STATED TASK: Tally the lines containing "title" and report the number alone.

[Stored data entries]
* Start *

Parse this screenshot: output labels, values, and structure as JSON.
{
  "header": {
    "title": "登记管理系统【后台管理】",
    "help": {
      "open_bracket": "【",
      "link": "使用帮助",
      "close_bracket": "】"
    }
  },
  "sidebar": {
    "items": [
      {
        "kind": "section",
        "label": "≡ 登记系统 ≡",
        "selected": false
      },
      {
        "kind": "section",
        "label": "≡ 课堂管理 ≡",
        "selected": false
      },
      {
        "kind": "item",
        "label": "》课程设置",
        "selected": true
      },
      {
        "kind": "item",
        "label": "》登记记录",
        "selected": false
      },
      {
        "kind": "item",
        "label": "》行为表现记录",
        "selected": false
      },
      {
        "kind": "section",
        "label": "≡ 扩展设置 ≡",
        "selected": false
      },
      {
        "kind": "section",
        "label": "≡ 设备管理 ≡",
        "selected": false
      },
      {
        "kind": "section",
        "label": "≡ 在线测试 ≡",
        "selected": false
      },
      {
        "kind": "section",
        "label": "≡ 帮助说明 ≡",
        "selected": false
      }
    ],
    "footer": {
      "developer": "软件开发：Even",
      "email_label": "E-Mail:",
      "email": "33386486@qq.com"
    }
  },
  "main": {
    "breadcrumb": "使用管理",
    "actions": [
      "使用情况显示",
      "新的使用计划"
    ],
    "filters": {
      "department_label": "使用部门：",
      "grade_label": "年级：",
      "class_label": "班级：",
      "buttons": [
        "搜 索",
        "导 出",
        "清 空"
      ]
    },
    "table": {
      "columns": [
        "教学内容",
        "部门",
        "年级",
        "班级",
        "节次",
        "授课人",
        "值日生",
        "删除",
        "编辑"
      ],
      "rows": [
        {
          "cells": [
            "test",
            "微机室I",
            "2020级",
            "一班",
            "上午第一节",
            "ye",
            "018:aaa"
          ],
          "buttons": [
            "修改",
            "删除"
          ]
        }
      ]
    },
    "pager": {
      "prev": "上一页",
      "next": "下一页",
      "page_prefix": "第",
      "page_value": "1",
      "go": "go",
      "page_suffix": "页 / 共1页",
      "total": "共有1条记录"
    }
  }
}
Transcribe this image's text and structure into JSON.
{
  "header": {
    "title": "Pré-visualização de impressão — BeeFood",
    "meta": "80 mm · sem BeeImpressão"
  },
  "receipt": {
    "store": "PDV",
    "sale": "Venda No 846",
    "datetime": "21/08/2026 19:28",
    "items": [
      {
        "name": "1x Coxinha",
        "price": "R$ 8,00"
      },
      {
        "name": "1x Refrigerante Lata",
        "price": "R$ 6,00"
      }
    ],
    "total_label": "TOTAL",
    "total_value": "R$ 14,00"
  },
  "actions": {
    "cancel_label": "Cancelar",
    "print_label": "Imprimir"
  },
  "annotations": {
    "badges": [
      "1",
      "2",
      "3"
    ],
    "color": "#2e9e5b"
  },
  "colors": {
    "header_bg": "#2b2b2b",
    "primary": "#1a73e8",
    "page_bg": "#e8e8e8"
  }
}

* End *

THE OUTPUT: 2